Take every line that has the string "title" and copy it out.
[start]
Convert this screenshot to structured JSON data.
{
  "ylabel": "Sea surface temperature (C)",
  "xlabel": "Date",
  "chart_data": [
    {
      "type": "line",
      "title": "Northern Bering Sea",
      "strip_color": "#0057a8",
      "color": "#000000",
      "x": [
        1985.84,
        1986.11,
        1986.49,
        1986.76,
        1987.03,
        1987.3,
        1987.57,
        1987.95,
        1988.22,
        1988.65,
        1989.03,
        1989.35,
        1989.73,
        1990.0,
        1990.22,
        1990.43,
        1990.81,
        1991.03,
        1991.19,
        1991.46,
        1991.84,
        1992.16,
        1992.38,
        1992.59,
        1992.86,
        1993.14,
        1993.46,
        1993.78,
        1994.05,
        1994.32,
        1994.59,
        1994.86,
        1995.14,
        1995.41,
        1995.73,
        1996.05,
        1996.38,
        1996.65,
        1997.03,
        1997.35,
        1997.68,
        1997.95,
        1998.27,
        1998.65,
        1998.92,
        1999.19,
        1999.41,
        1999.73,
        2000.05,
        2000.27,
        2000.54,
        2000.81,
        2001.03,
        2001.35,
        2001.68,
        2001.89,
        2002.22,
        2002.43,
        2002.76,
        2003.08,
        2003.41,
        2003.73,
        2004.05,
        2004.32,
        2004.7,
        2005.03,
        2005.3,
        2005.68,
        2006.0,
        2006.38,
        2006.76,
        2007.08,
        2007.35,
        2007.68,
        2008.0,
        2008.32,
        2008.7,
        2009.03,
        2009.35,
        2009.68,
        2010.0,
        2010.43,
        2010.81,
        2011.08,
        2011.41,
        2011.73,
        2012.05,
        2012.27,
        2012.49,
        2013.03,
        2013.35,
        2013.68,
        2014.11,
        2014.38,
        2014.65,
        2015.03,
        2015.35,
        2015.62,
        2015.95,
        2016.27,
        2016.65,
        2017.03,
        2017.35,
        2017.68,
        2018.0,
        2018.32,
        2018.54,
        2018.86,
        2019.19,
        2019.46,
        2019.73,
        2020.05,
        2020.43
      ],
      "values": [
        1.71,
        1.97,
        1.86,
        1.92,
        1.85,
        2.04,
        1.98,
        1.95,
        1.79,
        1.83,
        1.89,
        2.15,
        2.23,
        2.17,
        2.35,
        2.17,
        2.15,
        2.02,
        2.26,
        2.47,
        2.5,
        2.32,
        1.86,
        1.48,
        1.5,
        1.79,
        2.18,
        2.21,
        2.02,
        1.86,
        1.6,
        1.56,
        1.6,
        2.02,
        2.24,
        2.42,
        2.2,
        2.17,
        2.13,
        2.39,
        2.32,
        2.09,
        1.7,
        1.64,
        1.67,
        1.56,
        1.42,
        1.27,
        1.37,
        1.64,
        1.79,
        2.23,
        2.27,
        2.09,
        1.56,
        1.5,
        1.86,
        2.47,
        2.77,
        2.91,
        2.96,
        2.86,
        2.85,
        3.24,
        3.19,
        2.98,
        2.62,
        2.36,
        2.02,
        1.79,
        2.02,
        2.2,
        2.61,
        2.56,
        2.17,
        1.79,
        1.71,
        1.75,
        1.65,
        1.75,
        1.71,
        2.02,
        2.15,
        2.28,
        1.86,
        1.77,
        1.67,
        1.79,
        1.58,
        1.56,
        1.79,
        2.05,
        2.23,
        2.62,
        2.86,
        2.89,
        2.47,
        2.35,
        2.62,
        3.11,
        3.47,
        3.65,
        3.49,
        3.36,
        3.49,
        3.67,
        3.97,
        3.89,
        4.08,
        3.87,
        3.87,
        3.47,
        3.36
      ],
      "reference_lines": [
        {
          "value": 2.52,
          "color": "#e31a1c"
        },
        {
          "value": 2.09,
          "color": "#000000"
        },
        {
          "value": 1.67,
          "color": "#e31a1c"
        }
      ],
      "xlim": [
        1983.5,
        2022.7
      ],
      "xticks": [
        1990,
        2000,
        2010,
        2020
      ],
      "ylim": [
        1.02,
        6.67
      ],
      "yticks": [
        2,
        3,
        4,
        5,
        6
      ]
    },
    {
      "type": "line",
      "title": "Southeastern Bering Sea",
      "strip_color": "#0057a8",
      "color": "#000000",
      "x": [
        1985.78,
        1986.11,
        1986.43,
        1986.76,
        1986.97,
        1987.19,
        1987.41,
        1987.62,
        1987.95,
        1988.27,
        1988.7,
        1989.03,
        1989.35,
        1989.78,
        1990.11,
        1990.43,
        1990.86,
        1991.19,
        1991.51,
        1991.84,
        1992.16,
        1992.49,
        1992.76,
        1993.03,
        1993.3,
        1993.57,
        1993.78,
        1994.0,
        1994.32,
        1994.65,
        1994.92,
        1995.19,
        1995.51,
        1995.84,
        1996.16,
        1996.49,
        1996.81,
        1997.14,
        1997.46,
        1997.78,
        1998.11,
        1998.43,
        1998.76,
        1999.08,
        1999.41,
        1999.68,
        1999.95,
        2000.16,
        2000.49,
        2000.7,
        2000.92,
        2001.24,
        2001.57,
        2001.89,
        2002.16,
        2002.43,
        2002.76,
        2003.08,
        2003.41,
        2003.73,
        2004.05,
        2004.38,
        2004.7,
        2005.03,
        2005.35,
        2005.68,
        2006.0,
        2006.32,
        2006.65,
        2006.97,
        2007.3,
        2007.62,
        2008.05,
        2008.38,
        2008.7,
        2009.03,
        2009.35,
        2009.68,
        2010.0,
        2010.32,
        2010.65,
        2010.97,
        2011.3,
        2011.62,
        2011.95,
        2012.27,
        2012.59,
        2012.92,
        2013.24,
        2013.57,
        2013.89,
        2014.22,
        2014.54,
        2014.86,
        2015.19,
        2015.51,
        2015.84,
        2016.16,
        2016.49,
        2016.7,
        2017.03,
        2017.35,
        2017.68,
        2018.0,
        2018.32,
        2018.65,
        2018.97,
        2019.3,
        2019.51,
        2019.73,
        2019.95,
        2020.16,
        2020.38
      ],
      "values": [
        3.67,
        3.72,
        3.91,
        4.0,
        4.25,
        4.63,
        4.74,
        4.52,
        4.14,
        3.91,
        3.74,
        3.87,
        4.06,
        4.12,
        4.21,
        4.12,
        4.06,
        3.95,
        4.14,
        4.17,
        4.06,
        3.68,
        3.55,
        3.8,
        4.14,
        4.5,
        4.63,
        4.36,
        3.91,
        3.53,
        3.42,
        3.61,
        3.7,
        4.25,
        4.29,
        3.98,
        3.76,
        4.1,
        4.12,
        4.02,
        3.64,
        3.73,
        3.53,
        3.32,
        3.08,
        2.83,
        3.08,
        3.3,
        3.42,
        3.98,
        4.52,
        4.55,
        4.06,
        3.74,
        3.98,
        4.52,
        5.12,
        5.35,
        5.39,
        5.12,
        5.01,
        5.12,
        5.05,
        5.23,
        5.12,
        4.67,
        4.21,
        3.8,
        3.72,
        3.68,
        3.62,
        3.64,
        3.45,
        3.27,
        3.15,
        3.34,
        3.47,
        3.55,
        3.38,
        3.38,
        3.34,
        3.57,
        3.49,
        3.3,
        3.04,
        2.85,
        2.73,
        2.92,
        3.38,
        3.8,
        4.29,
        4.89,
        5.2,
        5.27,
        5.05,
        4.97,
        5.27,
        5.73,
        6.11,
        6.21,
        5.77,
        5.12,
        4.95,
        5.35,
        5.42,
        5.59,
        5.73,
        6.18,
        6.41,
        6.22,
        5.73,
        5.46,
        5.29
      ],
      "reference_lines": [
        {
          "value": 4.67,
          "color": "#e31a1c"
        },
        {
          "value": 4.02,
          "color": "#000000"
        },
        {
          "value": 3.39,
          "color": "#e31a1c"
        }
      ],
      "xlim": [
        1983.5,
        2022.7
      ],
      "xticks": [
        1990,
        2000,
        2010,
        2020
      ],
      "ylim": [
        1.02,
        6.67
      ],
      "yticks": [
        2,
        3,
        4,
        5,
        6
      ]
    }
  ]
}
[end]
> TASK RESULT:
      "title": "Northern Bering Sea",
      "title": "Southeastern Bering Sea",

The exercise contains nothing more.